"""

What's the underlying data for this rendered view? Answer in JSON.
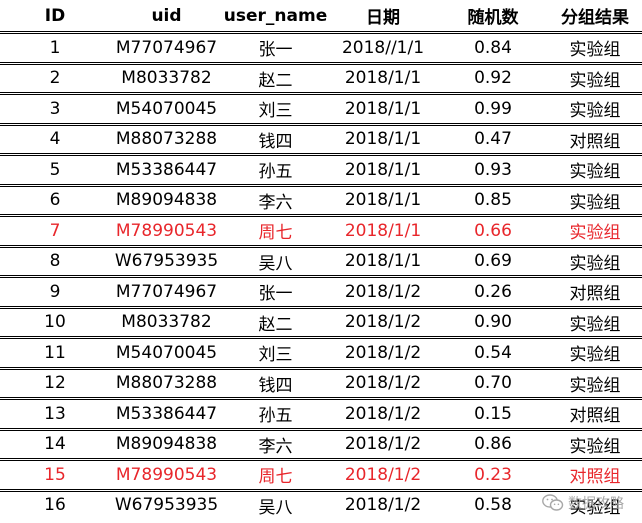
{
  "columns": {
    "id": "ID",
    "uid": "uid",
    "user_name": "user_name",
    "date": "日期",
    "random": "随机数",
    "group": "分组结果"
  },
  "rows": [
    {
      "id": "1",
      "uid": "M77074967",
      "user_name": "张一",
      "date": "2018//1/1",
      "random": "0.84",
      "group": "实验组",
      "highlight": false
    },
    {
      "id": "2",
      "uid": "M8033782",
      "user_name": "赵二",
      "date": "2018/1/1",
      "random": "0.92",
      "group": "实验组",
      "highlight": false
    },
    {
      "id": "3",
      "uid": "M54070045",
      "user_name": "刘三",
      "date": "2018/1/1",
      "random": "0.99",
      "group": "实验组",
      "highlight": false
    },
    {
      "id": "4",
      "uid": "M88073288",
      "user_name": "钱四",
      "date": "2018/1/1",
      "random": "0.47",
      "group": "对照组",
      "highlight": false
    },
    {
      "id": "5",
      "uid": "M53386447",
      "user_name": "孙五",
      "date": "2018/1/1",
      "random": "0.93",
      "group": "实验组",
      "highlight": false
    },
    {
      "id": "6",
      "uid": "M89094838",
      "user_name": "李六",
      "date": "2018/1/1",
      "random": "0.85",
      "group": "实验组",
      "highlight": false
    },
    {
      "id": "7",
      "uid": "M78990543",
      "user_name": "周七",
      "date": "2018/1/1",
      "random": "0.66",
      "group": "实验组",
      "highlight": true
    },
    {
      "id": "8",
      "uid": "W67953935",
      "user_name": "吴八",
      "date": "2018/1/1",
      "random": "0.69",
      "group": "实验组",
      "highlight": false
    },
    {
      "id": "9",
      "uid": "M77074967",
      "user_name": "张一",
      "date": "2018/1/2",
      "random": "0.26",
      "group": "对照组",
      "highlight": false
    },
    {
      "id": "10",
      "uid": "M8033782",
      "user_name": "赵二",
      "date": "2018/1/2",
      "random": "0.90",
      "group": "实验组",
      "highlight": false
    },
    {
      "id": "11",
      "uid": "M54070045",
      "user_name": "刘三",
      "date": "2018/1/2",
      "random": "0.54",
      "group": "实验组",
      "highlight": false
    },
    {
      "id": "12",
      "uid": "M88073288",
      "user_name": "钱四",
      "date": "2018/1/2",
      "random": "0.70",
      "group": "实验组",
      "highlight": false
    },
    {
      "id": "13",
      "uid": "M53386447",
      "user_name": "孙五",
      "date": "2018/1/2",
      "random": "0.15",
      "group": "对照组",
      "highlight": false
    },
    {
      "id": "14",
      "uid": "M89094838",
      "user_name": "李六",
      "date": "2018/1/2",
      "random": "0.86",
      "group": "实验组",
      "highlight": false
    },
    {
      "id": "15",
      "uid": "M78990543",
      "user_name": "周七",
      "date": "2018/1/2",
      "random": "0.23",
      "group": "对照组",
      "highlight": true
    },
    {
      "id": "16",
      "uid": "W67953935",
      "user_name": "吴八",
      "date": "2018/1/2",
      "random": "0.58",
      "group": "实验组",
      "highlight": false
    }
  ],
  "colors": {
    "highlight": "#e8262b",
    "text": "#000000",
    "watermark": "#9a9a9a"
  },
  "watermark": {
    "icon": "wechat-icon",
    "text": "数据攻略"
  }
}
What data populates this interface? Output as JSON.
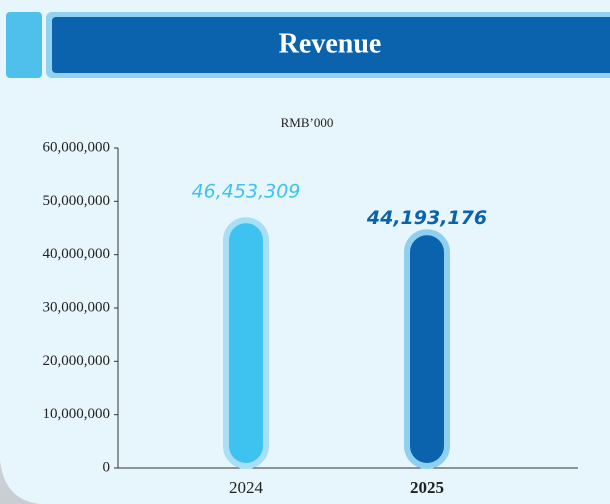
{
  "chart_data": {
    "type": "bar",
    "title": "Revenue",
    "subtitle": "RMB’000",
    "categories": [
      "2024",
      "2025"
    ],
    "values": [
      46453309,
      44193176
    ],
    "value_labels": [
      "46,453,309",
      "44,193,176"
    ],
    "colors": [
      "#3ec3f0",
      "#0b62ad"
    ],
    "ylim": [
      0,
      60000000
    ],
    "yticks": [
      0,
      {
        "value": 10000000,
        "label": "10,000,000"
      },
      {
        "value": 20000000,
        "label": "20,000,000"
      },
      {
        "value": 30000000,
        "label": "30,000,000"
      },
      {
        "value": 40000000,
        "label": "40,000,000"
      },
      {
        "value": 50000000,
        "label": "50,000,000"
      },
      {
        "value": 60000000,
        "label": "60,000,000"
      }
    ],
    "grid": false
  }
}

"""

Problem to solve: Can you repeat every record above exactly, apart from the pictures?

Exercise answer:
What's the underlying data for this rendered view? Answer in JSON.
{
  "columns": {
    "id": "ID",
    "uid": "uid",
    "user_name": "user_name",
    "date": "日期",
    "random": "随机数",
    "group": "分组结果"
  },
  "rows": [
    {
      "id": "1",
      "uid": "M77074967",
      "user_name": "张一",
      "date": "2018//1/1",
      "random": "0.84",
      "group": "实验组",
      "highlight": false
    },
    {
      "id": "2",
      "uid": "M8033782",
      "user_name": "赵二",
      "date": "2018/1/1",
      "random": "0.92",
      "group": "实验组",
      "highlight": false
    },
    {
      "id": "3",
      "uid": "M54070045",
      "user_name": "刘三",
      "date": "2018/1/1",
      "random": "0.99",
      "group": "实验组",
      "highlight": false
    },
    {
      "id": "4",
      "uid": "M88073288",
      "user_name": "钱四",
      "date": "2018/1/1",
      "random": "0.47",
      "group": "对照组",
      "highlight": false
    },
    {
      "id": "5",
      "uid": "M53386447",
      "user_name": "孙五",
      "date": "2018/1/1",
      "random": "0.93",
      "group": "实验组",
      "highlight": false
    },
    {
      "id": "6",
      "uid": "M89094838",
      "user_name": "李六",
      "date": "2018/1/1",
      "random": "0.85",
      "group": "实验组",
      "highlight": false
    },
    {
      "id": "7",
      "uid": "M78990543",
      "user_name": "周七",
      "date": "2018/1/1",
      "random": "0.66",
      "group": "实验组",
      "highlight": true
    },
    {
      "id": "8",
      "uid": "W67953935",
      "user_name": "吴八",
      "date": "2018/1/1",
      "random": "0.69",
      "group": "实验组",
      "highlight": false
    },
    {
      "id": "9",
      "uid": "M77074967",
      "user_name": "张一",
      "date": "2018/1/2",
      "random": "0.26",
      "group": "对照组",
      "highlight": false
    },
    {
      "id": "10",
      "uid": "M8033782",
      "user_name": "赵二",
      "date": "2018/1/2",
      "random": "0.90",
      "group": "实验组",
      "highlight": false
    },
    {
      "id": "11",
      "uid": "M54070045",
      "user_name": "刘三",
      "date": "2018/1/2",
      "random": "0.54",
      "group": "实验组",
      "highlight": false
    },
    {
      "id": "12",
      "uid": "M88073288",
      "user_name": "钱四",
      "date": "2018/1/2",
      "random": "0.70",
      "group": "实验组",
      "highlight": false
    },
    {
      "id": "13",
      "uid": "M53386447",
      "user_name": "孙五",
      "date": "2018/1/2",
      "random": "0.15",
      "group": "对照组",
      "highlight": false
    },
    {
      "id": "14",
      "uid": "M89094838",
      "user_name": "李六",
      "date": "2018/1/2",
      "random": "0.86",
      "group": "实验组",
      "highlight": false
    },
    {
      "id": "15",
      "uid": "M78990543",
      "user_name": "周七",
      "date": "2018/1/2",
      "random": "0.23",
      "group": "对照组",
      "highlight": true
    },
    {
      "id": "16",
      "uid": "W67953935",
      "user_name": "吴八",
      "date": "2018/1/2",
      "random": "0.58",
      "group": "实验组",
      "highlight": false
    }
  ],
  "colors": {
    "highlight": "#e8262b",
    "text": "#000000",
    "watermark": "#9a9a9a"
  },
  "watermark": {
    "icon": "wechat-icon",
    "text": "数据攻略"
  }
}
What data populates this interface? Output as JSON.
{
  "chart_data": {
    "type": "bar",
    "title": "Revenue",
    "subtitle": "RMB’000",
    "categories": [
      "2024",
      "2025"
    ],
    "values": [
      46453309,
      44193176
    ],
    "value_labels": [
      "46,453,309",
      "44,193,176"
    ],
    "colors": [
      "#3ec3f0",
      "#0b62ad"
    ],
    "ylim": [
      0,
      60000000
    ],
    "yticks": [
      0,
      {
        "value": 10000000,
        "label": "10,000,000"
      },
      {
        "value": 20000000,
        "label": "20,000,000"
      },
      {
        "value": 30000000,
        "label": "30,000,000"
      },
      {
        "value": 40000000,
        "label": "40,000,000"
      },
      {
        "value": 50000000,
        "label": "50,000,000"
      },
      {
        "value": 60000000,
        "label": "60,000,000"
      }
    ],
    "grid": false
  }
}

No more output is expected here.